* START Records shown *

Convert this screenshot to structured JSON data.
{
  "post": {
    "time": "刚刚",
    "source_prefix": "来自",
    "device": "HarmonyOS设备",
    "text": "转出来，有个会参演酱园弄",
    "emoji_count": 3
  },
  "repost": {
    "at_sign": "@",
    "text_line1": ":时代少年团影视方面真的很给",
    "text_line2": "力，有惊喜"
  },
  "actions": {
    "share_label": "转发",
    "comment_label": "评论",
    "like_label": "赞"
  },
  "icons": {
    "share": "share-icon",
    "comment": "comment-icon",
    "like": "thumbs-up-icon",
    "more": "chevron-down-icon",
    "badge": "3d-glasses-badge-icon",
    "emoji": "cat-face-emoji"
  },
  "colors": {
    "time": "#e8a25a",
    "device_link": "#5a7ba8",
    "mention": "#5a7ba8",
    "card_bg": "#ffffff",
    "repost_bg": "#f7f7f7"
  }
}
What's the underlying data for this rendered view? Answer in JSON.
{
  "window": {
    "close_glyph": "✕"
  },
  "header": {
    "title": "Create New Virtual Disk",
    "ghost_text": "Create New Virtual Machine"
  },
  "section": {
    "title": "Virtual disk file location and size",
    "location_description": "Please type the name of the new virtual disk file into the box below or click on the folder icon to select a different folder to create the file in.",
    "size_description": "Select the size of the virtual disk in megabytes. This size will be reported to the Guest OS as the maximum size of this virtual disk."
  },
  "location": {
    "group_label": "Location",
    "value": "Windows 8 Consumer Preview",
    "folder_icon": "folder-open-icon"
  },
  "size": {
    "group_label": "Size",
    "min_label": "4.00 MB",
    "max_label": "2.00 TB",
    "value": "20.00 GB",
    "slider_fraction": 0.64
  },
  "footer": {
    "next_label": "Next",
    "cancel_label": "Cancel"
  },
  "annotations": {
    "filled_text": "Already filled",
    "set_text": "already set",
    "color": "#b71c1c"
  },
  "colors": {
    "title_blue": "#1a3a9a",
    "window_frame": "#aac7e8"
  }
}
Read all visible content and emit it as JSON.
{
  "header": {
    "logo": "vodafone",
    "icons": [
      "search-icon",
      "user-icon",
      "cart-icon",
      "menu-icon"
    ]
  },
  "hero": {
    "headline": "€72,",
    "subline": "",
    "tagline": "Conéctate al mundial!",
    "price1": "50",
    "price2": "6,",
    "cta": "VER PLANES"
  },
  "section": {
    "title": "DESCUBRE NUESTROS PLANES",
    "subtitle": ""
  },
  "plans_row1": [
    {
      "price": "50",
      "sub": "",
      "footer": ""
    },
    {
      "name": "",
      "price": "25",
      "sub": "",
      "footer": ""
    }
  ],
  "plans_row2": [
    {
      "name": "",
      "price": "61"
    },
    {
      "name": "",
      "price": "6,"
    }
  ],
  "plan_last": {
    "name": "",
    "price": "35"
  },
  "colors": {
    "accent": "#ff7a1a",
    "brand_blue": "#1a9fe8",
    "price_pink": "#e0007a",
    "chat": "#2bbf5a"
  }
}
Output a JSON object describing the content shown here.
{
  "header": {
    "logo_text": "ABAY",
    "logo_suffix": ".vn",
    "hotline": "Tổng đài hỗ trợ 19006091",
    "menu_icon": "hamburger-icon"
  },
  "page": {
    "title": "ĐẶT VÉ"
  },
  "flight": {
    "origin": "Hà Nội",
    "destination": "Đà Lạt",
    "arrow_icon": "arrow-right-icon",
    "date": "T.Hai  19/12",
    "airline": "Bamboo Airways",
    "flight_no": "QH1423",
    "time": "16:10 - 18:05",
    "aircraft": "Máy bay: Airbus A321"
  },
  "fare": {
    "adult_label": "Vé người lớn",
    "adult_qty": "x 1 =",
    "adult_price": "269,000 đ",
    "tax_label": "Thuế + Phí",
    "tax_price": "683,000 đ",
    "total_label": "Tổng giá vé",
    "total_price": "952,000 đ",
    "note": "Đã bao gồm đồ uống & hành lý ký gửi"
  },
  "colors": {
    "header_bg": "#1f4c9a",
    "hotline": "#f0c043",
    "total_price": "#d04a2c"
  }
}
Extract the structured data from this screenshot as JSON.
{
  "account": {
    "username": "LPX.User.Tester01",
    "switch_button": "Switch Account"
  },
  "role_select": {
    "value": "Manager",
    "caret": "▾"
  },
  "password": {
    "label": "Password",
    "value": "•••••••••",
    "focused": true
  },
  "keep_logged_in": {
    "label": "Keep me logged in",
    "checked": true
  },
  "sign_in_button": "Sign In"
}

* END Records shown *

Goal -
Print every entry exactly as written.

Problem solution -
Convert this screenshot to structured JSON data.
{
  "post": {
    "time": "刚刚",
    "source_prefix": "来自",
    "device": "HarmonyOS设备",
    "text": "转出来，有个会参演酱园弄",
    "emoji_count": 3
  },
  "repost": {
    "at_sign": "@",
    "text_line1": ":时代少年团影视方面真的很给",
    "text_line2": "力，有惊喜"
  },
  "actions": {
    "share_label": "转发",
    "comment_label": "评论",
    "like_label": "赞"
  },
  "icons": {
    "share": "share-icon",
    "comment": "comment-icon",
    "like": "thumbs-up-icon",
    "more": "chevron-down-icon",
    "badge": "3d-glasses-badge-icon",
    "emoji": "cat-face-emoji"
  },
  "colors": {
    "time": "#e8a25a",
    "device_link": "#5a7ba8",
    "mention": "#5a7ba8",
    "card_bg": "#ffffff",
    "repost_bg": "#f7f7f7"
  }
}
What's the underlying data for this rendered view? Answer in JSON.
{
  "window": {
    "close_glyph": "✕"
  },
  "header": {
    "title": "Create New Virtual Disk",
    "ghost_text": "Create New Virtual Machine"
  },
  "section": {
    "title": "Virtual disk file location and size",
    "location_description": "Please type the name of the new virtual disk file into the box below or click on the folder icon to select a different folder to create the file in.",
    "size_description": "Select the size of the virtual disk in megabytes. This size will be reported to the Guest OS as the maximum size of this virtual disk."
  },
  "location": {
    "group_label": "Location",
    "value": "Windows 8 Consumer Preview",
    "folder_icon": "folder-open-icon"
  },
  "size": {
    "group_label": "Size",
    "min_label": "4.00 MB",
    "max_label": "2.00 TB",
    "value": "20.00 GB",
    "slider_fraction": 0.64
  },
  "footer": {
    "next_label": "Next",
    "cancel_label": "Cancel"
  },
  "annotations": {
    "filled_text": "Already filled",
    "set_text": "already set",
    "color": "#b71c1c"
  },
  "colors": {
    "title_blue": "#1a3a9a",
    "window_frame": "#aac7e8"
  }
}
Read all visible content and emit it as JSON.
{
  "header": {
    "logo": "vodafone",
    "icons": [
      "search-icon",
      "user-icon",
      "cart-icon",
      "menu-icon"
    ]
  },
  "hero": {
    "headline": "€72,",
    "subline": "",
    "tagline": "Conéctate al mundial!",
    "price1": "50",
    "price2": "6,",
    "cta": "VER PLANES"
  },
  "section": {
    "title": "DESCUBRE NUESTROS PLANES",
    "subtitle": ""
  },
  "plans_row1": [
    {
      "price": "50",
      "sub": "",
      "footer": ""
    },
    {
      "name": "",
      "price": "25",
      "sub": "",
      "footer": ""
    }
  ],
  "plans_row2": [
    {
      "name": "",
      "price": "61"
    },
    {
      "name": "",
      "price": "6,"
    }
  ],
  "plan_last": {
    "name": "",
    "price": "35"
  },
  "colors": {
    "accent": "#ff7a1a",
    "brand_blue": "#1a9fe8",
    "price_pink": "#e0007a",
    "chat": "#2bbf5a"
  }
}
Output a JSON object describing the content shown here.
{
  "header": {
    "logo_text": "ABAY",
    "logo_suffix": ".vn",
    "hotline": "Tổng đài hỗ trợ 19006091",
    "menu_icon": "hamburger-icon"
  },
  "page": {
    "title": "ĐẶT VÉ"
  },
  "flight": {
    "origin": "Hà Nội",
    "destination": "Đà Lạt",
    "arrow_icon": "arrow-right-icon",
    "date": "T.Hai  19/12",
    "airline": "Bamboo Airways",
    "flight_no": "QH1423",
    "time": "16:10 - 18:05",
    "aircraft": "Máy bay: Airbus A321"
  },
  "fare": {
    "adult_label": "Vé người lớn",
    "adult_qty": "x 1 =",
    "adult_price": "269,000 đ",
    "tax_label": "Thuế + Phí",
    "tax_price": "683,000 đ",
    "total_label": "Tổng giá vé",
    "total_price": "952,000 đ",
    "note": "Đã bao gồm đồ uống & hành lý ký gửi"
  },
  "colors": {
    "header_bg": "#1f4c9a",
    "hotline": "#f0c043",
    "total_price": "#d04a2c"
  }
}
Extract the structured data from this screenshot as JSON.
{
  "account": {
    "username": "LPX.User.Tester01",
    "switch_button": "Switch Account"
  },
  "role_select": {
    "value": "Manager",
    "caret": "▾"
  },
  "password": {
    "label": "Password",
    "value": "•••••••••",
    "focused": true
  },
  "keep_logged_in": {
    "label": "Keep me logged in",
    "checked": true
  },
  "sign_in_button": "Sign In"
}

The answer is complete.